Alors certes c’est plus grand. C’est plus beau. C’est plus ray-tracé. Et on a nous fourré tout ça avec bien plus de collectibles à collecter et de mission à missioner…
Mais tout ça pour arriver à quoi au final ?
…Pour nous raconter quoi ?
…Pour nous faire vivre quoi ?


Au fond – et à bien le considérer ce jeu avec tout le recul qu’on peut désormais avoir sur lui – Mass Effect 2 n’est qu'une sorte d' Avengers vidéo-ludique avant l’heure. Une simple accumulation de gimmicks à la mode qu’on a combiné dans un univers poudres-aux-yeux qui a perdu toute ambition…
…Une simple franchise qu’on exploite en en réajustant régulièrement quelques détails pour donner l’illusion que le nouveau modèle n’a en fait rien à voir avec l’ancien, et surtout qu’il n’a rien à voir avec le même produit usiné vendu par l’échoppe d’en face.

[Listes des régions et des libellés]

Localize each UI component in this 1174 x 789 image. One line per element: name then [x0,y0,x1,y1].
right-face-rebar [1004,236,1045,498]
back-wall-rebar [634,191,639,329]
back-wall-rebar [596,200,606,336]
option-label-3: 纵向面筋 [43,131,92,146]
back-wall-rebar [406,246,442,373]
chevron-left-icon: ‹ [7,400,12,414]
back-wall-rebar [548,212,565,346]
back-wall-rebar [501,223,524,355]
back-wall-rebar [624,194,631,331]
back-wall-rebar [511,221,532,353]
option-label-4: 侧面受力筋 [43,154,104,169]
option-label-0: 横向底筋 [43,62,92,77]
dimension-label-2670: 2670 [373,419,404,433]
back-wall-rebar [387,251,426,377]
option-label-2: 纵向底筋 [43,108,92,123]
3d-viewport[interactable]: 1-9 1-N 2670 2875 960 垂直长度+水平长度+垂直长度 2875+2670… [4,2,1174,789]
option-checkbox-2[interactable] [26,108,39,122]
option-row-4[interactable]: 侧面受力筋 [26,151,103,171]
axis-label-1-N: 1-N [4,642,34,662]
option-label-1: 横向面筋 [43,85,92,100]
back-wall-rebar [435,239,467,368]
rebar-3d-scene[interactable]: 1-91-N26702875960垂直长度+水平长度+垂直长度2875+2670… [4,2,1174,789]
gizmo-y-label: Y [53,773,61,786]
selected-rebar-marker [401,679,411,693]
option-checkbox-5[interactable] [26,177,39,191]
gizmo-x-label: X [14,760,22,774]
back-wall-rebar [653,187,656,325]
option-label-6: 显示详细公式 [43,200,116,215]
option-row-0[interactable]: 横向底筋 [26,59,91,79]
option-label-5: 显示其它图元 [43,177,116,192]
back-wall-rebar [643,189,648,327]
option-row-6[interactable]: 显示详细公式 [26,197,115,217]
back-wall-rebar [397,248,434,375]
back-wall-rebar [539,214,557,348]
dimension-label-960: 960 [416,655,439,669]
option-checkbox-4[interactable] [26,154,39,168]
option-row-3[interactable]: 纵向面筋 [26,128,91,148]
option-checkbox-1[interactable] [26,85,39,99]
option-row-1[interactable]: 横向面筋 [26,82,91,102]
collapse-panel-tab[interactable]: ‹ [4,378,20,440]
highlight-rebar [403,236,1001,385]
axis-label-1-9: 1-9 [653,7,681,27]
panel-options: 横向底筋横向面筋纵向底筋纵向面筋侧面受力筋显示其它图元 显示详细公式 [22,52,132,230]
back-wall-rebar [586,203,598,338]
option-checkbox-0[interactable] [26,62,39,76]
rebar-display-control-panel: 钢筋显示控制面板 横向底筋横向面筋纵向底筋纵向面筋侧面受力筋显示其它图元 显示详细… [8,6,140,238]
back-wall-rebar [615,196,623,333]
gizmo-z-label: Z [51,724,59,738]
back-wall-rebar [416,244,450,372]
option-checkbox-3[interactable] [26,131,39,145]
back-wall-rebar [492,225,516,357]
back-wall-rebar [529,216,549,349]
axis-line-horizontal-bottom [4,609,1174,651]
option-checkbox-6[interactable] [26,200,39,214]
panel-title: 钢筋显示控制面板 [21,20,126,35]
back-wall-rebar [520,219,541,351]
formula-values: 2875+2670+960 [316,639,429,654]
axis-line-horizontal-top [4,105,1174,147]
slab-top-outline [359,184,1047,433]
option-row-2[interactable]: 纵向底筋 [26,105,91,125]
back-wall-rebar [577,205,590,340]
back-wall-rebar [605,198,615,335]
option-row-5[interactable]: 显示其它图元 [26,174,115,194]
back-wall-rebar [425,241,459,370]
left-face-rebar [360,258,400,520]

*À compléter:*
A. D'après le texte sur Mass Effect 2, ce jeu n'est au fond qu'une sorte de quoi avant l'heure ?
B. Reproduisez telles quelles, s'il vous plaît, les lignes placées après le texte, de la première jusqu'à celle qui contient "option-row-6[interactable]: 显示详细公式 [26,197,115,217]", celle-ci incluse.

*Solutions:*
A. Une sorte d'Avengers vidéo-ludique.

B.
Localize each UI component in this 1174 x 789 image. One line per element: name then [x0,y0,x1,y1].
right-face-rebar [1004,236,1045,498]
back-wall-rebar [634,191,639,329]
back-wall-rebar [596,200,606,336]
option-label-3: 纵向面筋 [43,131,92,146]
back-wall-rebar [406,246,442,373]
chevron-left-icon: ‹ [7,400,12,414]
back-wall-rebar [548,212,565,346]
back-wall-rebar [501,223,524,355]
back-wall-rebar [624,194,631,331]
back-wall-rebar [511,221,532,353]
option-label-4: 侧面受力筋 [43,154,104,169]
option-label-0: 横向底筋 [43,62,92,77]
dimension-label-2670: 2670 [373,419,404,433]
back-wall-rebar [387,251,426,377]
option-label-2: 纵向底筋 [43,108,92,123]
3d-viewport[interactable]: 1-9 1-N 2670 2875 960 垂直长度+水平长度+垂直长度 2875+2670… [4,2,1174,789]
option-checkbox-2[interactable] [26,108,39,122]
option-row-4[interactable]: 侧面受力筋 [26,151,103,171]
axis-label-1-N: 1-N [4,642,34,662]
option-label-1: 横向面筋 [43,85,92,100]
back-wall-rebar [435,239,467,368]
rebar-3d-scene[interactable]: 1-91-N26702875960垂直长度+水平长度+垂直长度2875+2670… [4,2,1174,789]
gizmo-y-label: Y [53,773,61,786]
selected-rebar-marker [401,679,411,693]
option-checkbox-5[interactable] [26,177,39,191]
gizmo-x-label: X [14,760,22,774]
back-wall-rebar [653,187,656,325]
option-label-6: 显示详细公式 [43,200,116,215]
option-row-0[interactable]: 横向底筋 [26,59,91,79]
option-label-5: 显示其它图元 [43,177,116,192]
back-wall-rebar [643,189,648,327]
option-row-6[interactable]: 显示详细公式 [26,197,115,217]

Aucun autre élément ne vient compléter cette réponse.